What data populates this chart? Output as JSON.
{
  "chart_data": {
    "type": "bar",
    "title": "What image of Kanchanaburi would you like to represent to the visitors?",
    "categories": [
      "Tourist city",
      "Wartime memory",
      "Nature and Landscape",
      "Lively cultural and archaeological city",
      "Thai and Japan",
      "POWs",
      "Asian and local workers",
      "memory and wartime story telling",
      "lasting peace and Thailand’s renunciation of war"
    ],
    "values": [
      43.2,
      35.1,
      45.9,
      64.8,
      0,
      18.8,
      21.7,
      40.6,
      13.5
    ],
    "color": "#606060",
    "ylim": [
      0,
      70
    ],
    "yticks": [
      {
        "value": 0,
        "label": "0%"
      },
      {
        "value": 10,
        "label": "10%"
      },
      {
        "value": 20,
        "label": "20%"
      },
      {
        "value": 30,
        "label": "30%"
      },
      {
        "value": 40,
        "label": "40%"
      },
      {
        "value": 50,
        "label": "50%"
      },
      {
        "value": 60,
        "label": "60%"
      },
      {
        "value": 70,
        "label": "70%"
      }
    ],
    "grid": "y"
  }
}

---

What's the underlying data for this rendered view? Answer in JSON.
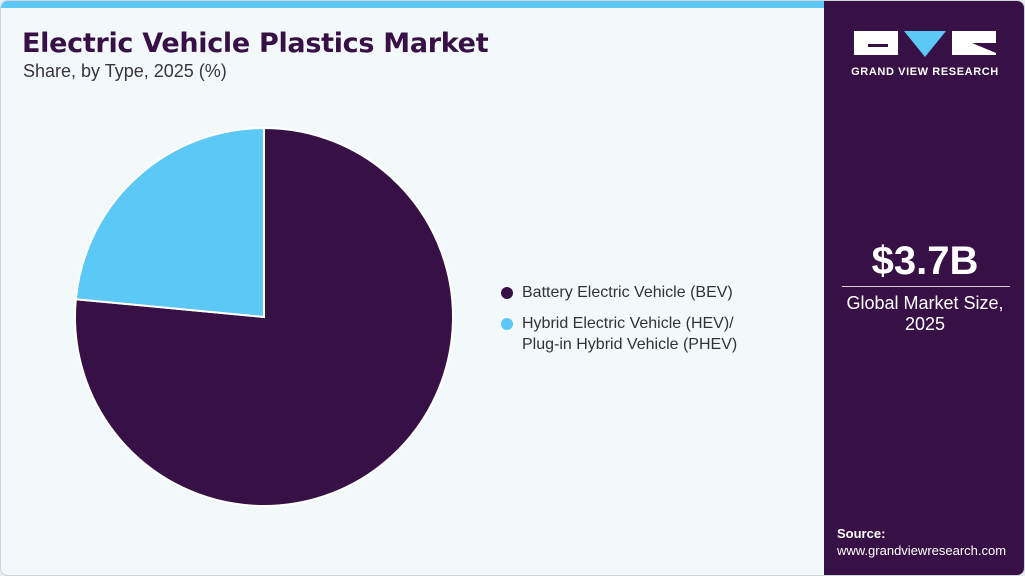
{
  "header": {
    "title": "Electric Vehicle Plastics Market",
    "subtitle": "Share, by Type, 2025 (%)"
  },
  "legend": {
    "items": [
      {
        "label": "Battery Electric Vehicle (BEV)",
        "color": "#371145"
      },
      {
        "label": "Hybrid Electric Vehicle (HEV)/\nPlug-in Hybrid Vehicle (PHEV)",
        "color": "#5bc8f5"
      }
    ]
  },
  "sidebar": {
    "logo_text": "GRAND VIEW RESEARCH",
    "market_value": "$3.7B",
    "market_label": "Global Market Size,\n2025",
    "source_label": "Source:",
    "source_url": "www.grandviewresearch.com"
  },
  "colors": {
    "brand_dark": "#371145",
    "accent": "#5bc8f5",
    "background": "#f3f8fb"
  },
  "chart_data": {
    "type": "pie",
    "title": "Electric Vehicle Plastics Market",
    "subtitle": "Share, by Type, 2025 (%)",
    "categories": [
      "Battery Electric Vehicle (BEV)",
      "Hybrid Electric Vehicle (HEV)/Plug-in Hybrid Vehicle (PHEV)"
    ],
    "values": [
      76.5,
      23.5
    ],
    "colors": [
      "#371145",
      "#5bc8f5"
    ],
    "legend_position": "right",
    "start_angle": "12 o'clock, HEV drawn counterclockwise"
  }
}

---

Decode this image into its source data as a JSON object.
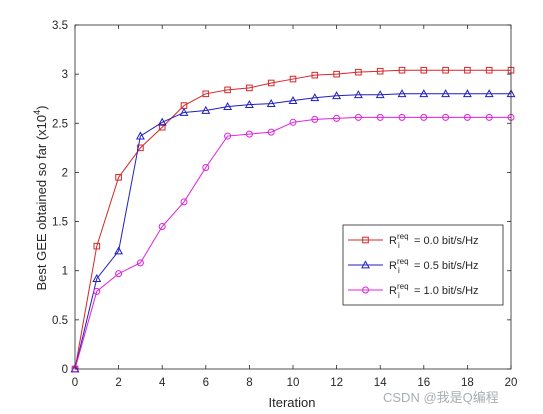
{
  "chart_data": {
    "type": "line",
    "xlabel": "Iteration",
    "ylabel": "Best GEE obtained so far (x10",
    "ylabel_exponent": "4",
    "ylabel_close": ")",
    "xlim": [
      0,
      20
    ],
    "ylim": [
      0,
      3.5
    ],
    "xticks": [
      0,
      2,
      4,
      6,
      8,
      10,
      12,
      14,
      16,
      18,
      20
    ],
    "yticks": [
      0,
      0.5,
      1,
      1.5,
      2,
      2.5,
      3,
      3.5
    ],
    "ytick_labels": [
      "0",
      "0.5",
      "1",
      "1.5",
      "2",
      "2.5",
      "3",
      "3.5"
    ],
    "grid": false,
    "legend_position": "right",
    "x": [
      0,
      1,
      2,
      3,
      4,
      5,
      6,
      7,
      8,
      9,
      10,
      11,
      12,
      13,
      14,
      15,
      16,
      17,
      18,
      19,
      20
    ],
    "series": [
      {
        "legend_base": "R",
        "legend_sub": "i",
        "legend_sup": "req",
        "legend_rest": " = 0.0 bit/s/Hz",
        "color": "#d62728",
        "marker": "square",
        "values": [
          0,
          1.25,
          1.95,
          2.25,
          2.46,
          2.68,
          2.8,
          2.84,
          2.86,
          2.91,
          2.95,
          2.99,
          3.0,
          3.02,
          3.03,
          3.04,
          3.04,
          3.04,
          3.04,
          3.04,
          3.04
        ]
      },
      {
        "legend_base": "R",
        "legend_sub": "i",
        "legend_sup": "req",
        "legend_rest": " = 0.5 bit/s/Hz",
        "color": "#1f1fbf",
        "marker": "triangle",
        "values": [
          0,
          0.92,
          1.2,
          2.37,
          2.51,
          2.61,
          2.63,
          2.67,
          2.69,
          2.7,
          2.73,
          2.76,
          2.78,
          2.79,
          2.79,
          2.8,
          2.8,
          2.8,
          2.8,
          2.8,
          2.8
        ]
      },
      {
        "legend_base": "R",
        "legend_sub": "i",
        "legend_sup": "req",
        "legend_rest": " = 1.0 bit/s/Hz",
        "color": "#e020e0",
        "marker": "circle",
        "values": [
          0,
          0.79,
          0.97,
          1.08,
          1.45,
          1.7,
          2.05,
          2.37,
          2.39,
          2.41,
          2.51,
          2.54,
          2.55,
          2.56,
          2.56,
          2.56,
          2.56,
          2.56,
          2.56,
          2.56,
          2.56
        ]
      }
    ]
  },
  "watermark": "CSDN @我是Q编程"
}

**GIVEN REQUEST**
List all lines holding the string "What".

**COMPLETE ANSWER**
What data populates this chart? Output as JSON.
    "title": "What image of Kanchanaburi would you like to represent to the visitors?",
What's the underlying data for this rendered view? Answer in JSON.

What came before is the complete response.